- _Prompt_:
Please print every record below exactly as it appears.
----- Supplied information -----
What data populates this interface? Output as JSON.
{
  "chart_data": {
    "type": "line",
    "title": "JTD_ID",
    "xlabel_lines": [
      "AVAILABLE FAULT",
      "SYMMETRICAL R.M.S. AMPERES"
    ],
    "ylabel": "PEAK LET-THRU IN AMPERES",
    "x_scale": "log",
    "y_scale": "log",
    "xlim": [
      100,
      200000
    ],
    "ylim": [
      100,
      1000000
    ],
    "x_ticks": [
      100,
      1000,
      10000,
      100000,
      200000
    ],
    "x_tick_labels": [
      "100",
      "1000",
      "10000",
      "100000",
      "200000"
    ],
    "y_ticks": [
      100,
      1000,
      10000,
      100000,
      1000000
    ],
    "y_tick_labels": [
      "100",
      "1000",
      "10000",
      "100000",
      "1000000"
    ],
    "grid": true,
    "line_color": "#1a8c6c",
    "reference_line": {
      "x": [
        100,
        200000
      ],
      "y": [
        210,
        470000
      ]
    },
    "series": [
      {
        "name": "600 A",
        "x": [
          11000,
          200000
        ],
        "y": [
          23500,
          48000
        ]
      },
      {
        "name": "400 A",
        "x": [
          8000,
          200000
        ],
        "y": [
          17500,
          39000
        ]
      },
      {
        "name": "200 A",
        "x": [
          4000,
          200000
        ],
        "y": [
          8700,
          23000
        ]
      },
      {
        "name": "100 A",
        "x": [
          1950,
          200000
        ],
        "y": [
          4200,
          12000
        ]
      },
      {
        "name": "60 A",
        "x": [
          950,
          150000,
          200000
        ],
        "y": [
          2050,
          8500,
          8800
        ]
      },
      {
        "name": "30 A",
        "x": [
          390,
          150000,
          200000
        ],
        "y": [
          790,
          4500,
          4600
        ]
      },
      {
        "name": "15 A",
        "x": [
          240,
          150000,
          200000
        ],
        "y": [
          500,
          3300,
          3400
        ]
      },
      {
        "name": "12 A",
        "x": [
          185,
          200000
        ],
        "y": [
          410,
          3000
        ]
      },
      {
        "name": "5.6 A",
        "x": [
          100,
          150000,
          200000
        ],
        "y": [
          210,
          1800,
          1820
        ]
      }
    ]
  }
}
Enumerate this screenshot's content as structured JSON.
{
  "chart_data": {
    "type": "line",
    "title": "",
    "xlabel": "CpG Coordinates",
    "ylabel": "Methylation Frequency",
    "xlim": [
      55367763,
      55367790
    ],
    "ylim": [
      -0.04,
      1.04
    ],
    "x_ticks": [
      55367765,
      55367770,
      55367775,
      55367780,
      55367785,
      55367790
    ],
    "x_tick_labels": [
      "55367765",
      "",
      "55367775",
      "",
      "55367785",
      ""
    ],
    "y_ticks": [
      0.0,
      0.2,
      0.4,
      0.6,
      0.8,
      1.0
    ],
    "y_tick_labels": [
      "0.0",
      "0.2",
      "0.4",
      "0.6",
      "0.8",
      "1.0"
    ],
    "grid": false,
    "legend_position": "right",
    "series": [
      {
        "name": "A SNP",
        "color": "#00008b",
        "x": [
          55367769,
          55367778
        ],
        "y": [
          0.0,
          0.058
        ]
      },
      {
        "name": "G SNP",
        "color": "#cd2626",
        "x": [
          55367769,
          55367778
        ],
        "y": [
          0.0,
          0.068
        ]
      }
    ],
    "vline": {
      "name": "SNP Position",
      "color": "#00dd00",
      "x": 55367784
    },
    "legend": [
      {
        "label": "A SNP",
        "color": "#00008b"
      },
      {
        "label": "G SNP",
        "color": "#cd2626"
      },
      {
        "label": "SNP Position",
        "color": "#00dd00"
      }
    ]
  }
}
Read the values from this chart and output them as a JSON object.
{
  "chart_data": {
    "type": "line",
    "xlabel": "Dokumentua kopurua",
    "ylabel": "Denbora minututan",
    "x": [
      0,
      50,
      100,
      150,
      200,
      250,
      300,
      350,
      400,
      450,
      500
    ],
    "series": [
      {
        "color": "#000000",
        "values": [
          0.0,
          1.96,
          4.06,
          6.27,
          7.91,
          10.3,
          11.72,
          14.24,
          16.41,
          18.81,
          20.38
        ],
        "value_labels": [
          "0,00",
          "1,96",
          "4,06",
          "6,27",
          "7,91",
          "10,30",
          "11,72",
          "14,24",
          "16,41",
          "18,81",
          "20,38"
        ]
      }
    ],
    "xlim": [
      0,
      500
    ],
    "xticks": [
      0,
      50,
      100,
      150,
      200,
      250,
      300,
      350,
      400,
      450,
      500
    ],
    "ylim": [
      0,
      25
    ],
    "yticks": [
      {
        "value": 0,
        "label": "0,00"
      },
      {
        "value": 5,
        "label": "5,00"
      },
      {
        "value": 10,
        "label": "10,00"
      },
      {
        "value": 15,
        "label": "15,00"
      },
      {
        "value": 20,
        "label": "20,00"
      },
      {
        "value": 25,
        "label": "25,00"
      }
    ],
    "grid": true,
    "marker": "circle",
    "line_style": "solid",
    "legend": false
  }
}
-----
- _Correct answer_:
What data populates this interface? Output as JSON.
{
  "chart_data": {
    "type": "line",
    "title": "JTD_ID",
    "xlabel_lines": [
      "AVAILABLE FAULT",
      "SYMMETRICAL R.M.S. AMPERES"
    ],
    "ylabel": "PEAK LET-THRU IN AMPERES",
    "x_scale": "log",
    "y_scale": "log",
    "xlim": [
      100,
      200000
    ],
    "ylim": [
      100,
      1000000
    ],
    "x_ticks": [
      100,
      1000,
      10000,
      100000,
      200000
    ],
    "x_tick_labels": [
      "100",
      "1000",
      "10000",
      "100000",
      "200000"
    ],
    "y_ticks": [
      100,
      1000,
      10000,
      100000,
      1000000
    ],
    "y_tick_labels": [
      "100",
      "1000",
      "10000",
      "100000",
      "1000000"
    ],
    "grid": true,
    "line_color": "#1a8c6c",
    "reference_line": {
      "x": [
        100,
        200000
      ],
      "y": [
        210,
        470000
      ]
    },
    "series": [
      {
        "name": "600 A",
        "x": [
          11000,
          200000
        ],
        "y": [
          23500,
          48000
        ]
      },
      {
        "name": "400 A",
        "x": [
          8000,
          200000
        ],
        "y": [
          17500,
          39000
        ]
      },
      {
        "name": "200 A",
        "x": [
          4000,
          200000
        ],
        "y": [
          8700,
          23000
        ]
      },
      {
        "name": "100 A",
        "x": [
          1950,
          200000
        ],
        "y": [
          4200,
          12000
        ]
      },
      {
        "name": "60 A",
        "x": [
          950,
          150000,
          200000
        ],
        "y": [
          2050,
          8500,
          8800
        ]
      },
      {
        "name": "30 A",
        "x": [
          390,
          150000,
          200000
        ],
        "y": [
          790,
          4500,
          4600
        ]
      },
      {
        "name": "15 A",
        "x": [
          240,
          150000,
          200000
        ],
        "y": [
          500,
          3300,
          3400
        ]
      },
      {
        "name": "12 A",
        "x": [
          185,
          200000
        ],
        "y": [
          410,
          3000
        ]
      },
      {
        "name": "5.6 A",
        "x": [
          100,
          150000,
          200000
        ],
        "y": [
          210,
          1800,
          1820
        ]
      }
    ]
  }
}
Enumerate this screenshot's content as structured JSON.
{
  "chart_data": {
    "type": "line",
    "title": "",
    "xlabel": "CpG Coordinates",
    "ylabel": "Methylation Frequency",
    "xlim": [
      55367763,
      55367790
    ],
    "ylim": [
      -0.04,
      1.04
    ],
    "x_ticks": [
      55367765,
      55367770,
      55367775,
      55367780,
      55367785,
      55367790
    ],
    "x_tick_labels": [
      "55367765",
      "",
      "55367775",
      "",
      "55367785",
      ""
    ],
    "y_ticks": [
      0.0,
      0.2,
      0.4,
      0.6,
      0.8,
      1.0
    ],
    "y_tick_labels": [
      "0.0",
      "0.2",
      "0.4",
      "0.6",
      "0.8",
      "1.0"
    ],
    "grid": false,
    "legend_position": "right",
    "series": [
      {
        "name": "A SNP",
        "color": "#00008b",
        "x": [
          55367769,
          55367778
        ],
        "y": [
          0.0,
          0.058
        ]
      },
      {
        "name": "G SNP",
        "color": "#cd2626",
        "x": [
          55367769,
          55367778
        ],
        "y": [
          0.0,
          0.068
        ]
      }
    ],
    "vline": {
      "name": "SNP Position",
      "color": "#00dd00",
      "x": 55367784
    },
    "legend": [
      {
        "label": "A SNP",
        "color": "#00008b"
      },
      {
        "label": "G SNP",
        "color": "#cd2626"
      },
      {
        "label": "SNP Position",
        "color": "#00dd00"
      }
    ]
  }
}
Read the values from this chart and output them as a JSON object.
{
  "chart_data": {
    "type": "line",
    "xlabel": "Dokumentua kopurua",
    "ylabel": "Denbora minututan",
    "x": [
      0,
      50,
      100,
      150,
      200,
      250,
      300,
      350,
      400,
      450,
      500
    ],
    "series": [
      {
        "color": "#000000",
        "values": [
          0.0,
          1.96,
          4.06,
          6.27,
          7.91,
          10.3,
          11.72,
          14.24,
          16.41,
          18.81,
          20.38
        ],
        "value_labels": [
          "0,00",
          "1,96",
          "4,06",
          "6,27",
          "7,91",
          "10,30",
          "11,72",
          "14,24",
          "16,41",
          "18,81",
          "20,38"
        ]
      }
    ],
    "xlim": [
      0,
      500
    ],
    "xticks": [
      0,
      50,
      100,
      150,
      200,
      250,
      300,
      350,
      400,
      450,
      500
    ],
    "ylim": [
      0,
      25
    ],
    "yticks": [
      {
        "value": 0,
        "label": "0,00"
      },
      {
        "value": 5,
        "label": "5,00"
      },
      {
        "value": 10,
        "label": "10,00"
      },
      {
        "value": 15,
        "label": "15,00"
      },
      {
        "value": 20,
        "label": "20,00"
      },
      {
        "value": 25,
        "label": "25,00"
      }
    ],
    "grid": true,
    "marker": "circle",
    "line_style": "solid",
    "legend": false
  }
}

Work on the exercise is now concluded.